[SET EXERCISE 1] Copy the records word for word, beginning at their first line and ending after the line that contains "paragraph: The paper".

Democratic Dishonesty: Manipulating Economic Data in Argentina
Shen, Maria, Harvard International Review
President Cristina Fernandez Kirchner has reason to be optimistic. The first female president of Argentina is very likely to be competing for re-election in October and die latest opinion polls show that she is significantly more popular than her political rivals. Although the President's popularity has taken dips in the past and her political career has seen its share of scandal, the government has been able to quickly recover its levels of popular approval. In 2009, President Kirchner achieved only slightly more than 30 percent approval in opinion polls; however, in a more recent Ipsos-Mora y Araujo poll, 65 percent of those interviewed described the presidential image as "good," or even "very good."
This image turnaround did not occur without considerable effort and care to ensure the constant flow of uplifting news in the country. After Kirchner took power in 2007, Argentina has faced increasing problems with the believability of information disseminated to the public. This economic stronghold of Latin America--ranked third largest economy in South America--may have improved its markets, but threats of inflation still exist and may be exacerbated by a government that disguises economic realities behind the rosier images it presents the public.

[SET EXERCISE 2] Can you continue the article on Argentina's economic data from the point where it stops?

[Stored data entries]
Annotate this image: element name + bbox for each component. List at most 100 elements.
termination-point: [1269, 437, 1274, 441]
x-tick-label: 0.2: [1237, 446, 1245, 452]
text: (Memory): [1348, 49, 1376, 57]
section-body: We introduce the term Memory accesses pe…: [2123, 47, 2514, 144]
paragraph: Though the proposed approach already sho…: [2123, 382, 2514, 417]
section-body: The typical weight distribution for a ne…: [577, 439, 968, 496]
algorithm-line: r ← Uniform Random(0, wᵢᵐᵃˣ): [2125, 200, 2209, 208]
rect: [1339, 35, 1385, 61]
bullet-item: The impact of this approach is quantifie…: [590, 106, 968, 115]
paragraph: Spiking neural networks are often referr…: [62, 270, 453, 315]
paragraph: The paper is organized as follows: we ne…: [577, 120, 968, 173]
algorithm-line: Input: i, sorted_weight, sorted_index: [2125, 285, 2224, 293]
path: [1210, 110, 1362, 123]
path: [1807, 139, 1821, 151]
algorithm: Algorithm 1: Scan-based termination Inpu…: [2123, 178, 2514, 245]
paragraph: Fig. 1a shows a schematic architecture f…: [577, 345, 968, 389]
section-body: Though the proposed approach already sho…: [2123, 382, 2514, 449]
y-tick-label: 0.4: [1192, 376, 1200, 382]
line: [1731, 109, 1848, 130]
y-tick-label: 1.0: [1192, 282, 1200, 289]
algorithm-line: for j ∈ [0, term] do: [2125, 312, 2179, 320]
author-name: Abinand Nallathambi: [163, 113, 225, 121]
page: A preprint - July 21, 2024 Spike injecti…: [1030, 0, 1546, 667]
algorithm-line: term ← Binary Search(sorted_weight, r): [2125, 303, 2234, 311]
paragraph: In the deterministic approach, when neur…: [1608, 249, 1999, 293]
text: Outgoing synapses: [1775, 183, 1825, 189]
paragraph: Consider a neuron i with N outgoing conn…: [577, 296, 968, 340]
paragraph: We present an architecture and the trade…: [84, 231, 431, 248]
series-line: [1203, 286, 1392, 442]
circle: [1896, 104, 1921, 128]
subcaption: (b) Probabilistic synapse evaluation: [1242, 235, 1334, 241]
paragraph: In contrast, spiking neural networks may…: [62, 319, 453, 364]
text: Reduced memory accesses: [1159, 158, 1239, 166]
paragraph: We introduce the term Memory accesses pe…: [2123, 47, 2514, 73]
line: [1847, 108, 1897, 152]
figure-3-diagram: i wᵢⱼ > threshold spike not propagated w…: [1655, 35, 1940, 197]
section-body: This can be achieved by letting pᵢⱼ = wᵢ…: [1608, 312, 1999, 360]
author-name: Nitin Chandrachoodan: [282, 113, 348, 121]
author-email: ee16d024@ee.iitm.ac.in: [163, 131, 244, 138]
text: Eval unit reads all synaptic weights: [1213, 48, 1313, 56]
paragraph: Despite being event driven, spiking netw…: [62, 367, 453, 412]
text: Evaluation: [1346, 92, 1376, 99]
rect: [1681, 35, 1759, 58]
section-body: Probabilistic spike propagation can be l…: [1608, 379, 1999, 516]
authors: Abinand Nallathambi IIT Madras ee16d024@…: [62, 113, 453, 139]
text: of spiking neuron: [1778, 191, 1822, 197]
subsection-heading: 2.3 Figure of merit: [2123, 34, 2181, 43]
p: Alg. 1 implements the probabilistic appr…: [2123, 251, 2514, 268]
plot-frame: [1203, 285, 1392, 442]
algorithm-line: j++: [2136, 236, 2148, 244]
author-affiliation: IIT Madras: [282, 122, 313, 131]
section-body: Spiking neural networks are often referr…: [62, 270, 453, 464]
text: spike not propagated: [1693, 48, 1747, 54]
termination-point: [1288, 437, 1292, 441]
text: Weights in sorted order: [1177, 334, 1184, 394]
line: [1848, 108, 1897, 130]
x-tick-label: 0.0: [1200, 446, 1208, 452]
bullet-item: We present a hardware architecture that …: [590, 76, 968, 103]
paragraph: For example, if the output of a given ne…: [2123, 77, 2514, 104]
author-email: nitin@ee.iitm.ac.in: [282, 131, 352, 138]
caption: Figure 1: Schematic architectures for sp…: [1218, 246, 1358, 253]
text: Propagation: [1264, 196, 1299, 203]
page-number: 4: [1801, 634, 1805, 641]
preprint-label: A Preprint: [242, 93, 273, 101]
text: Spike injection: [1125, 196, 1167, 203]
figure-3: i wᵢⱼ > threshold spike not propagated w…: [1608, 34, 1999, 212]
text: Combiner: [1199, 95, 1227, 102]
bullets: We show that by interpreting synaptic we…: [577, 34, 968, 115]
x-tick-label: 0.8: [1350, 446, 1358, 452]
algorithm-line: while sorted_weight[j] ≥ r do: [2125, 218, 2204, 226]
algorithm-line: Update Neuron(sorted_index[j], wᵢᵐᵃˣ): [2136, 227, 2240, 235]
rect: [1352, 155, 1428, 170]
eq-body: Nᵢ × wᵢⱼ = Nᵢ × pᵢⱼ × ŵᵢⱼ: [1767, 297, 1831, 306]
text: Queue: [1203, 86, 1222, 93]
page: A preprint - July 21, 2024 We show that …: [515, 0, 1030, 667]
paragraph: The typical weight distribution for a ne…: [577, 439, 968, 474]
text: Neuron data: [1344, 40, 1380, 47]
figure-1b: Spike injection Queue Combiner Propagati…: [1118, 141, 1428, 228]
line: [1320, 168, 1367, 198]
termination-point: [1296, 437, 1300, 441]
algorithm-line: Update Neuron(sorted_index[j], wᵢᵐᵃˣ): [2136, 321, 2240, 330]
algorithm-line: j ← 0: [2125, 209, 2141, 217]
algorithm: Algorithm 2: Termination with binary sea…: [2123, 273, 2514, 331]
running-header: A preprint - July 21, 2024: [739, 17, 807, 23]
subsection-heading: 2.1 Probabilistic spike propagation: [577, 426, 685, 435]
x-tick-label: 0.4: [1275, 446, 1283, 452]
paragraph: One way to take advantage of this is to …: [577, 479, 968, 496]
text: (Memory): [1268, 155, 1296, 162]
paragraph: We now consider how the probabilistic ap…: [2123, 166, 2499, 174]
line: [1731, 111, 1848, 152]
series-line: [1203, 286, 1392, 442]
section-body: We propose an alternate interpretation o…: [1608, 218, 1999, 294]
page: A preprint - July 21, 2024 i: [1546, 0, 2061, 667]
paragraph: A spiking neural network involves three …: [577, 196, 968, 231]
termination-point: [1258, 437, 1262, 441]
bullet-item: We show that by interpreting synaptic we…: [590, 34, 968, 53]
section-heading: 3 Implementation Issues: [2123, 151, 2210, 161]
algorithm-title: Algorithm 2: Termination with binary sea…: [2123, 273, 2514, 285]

[TASK OUTPUT 1]
Annotate this image: element name + bbox for each component. List at most 100 elements.
termination-point: [1269, 437, 1274, 441]
x-tick-label: 0.2: [1237, 446, 1245, 452]
text: (Memory): [1348, 49, 1376, 57]
section-body: We introduce the term Memory accesses pe…: [2123, 47, 2514, 144]
paragraph: Though the proposed approach already sho…: [2123, 382, 2514, 417]
section-body: The typical weight distribution for a ne…: [577, 439, 968, 496]
algorithm-line: r ← Uniform Random(0, wᵢᵐᵃˣ): [2125, 200, 2209, 208]
rect: [1339, 35, 1385, 61]
bullet-item: The impact of this approach is quantifie…: [590, 106, 968, 115]
paragraph: Spiking neural networks are often referr…: [62, 270, 453, 315]
paragraph: The paper is organized as follows: we ne…: [577, 120, 968, 173]

[TASK OUTPUT 2]
Inflation in Argentina has slowed to ten percent, reports Indec, the government-controlled statistics office. Contrary to the official number, however, private-sector economists estimate that inflation has shot up to 25 percent. Independent estimates of poverty at 30 percent are also well above the official 12 percent estimate. Ever since former President Nestor Kirchner dismissed several Indec statisticians and replaced them with political appointees in early 2007, the office has been accused of fabricating economic reports. The former president of the central bank, Martin Redrado, has also accused the government of manipulating data from die statistics agency. Doubts about the validity of Indec's calculations of the consumer price index have caught the attention of international organizations.
The government insists that price increases, such as the 40 percent rise in food-prices since the beginning of 2011, are normal in a booming economy that had grown 9.1 percent in 2010. Argentina has long dealt with problems of inflation. Argentina's hyperinflation from 1975 to 1991 sometimes caused storeowners to adjust their prices at an hourly basis. Today, a return to hyperinflation seems unlikely. Nevertheless, the government is cautious when handling issues of inflation, even taking care to step around the word with phrases such as "price dispersion."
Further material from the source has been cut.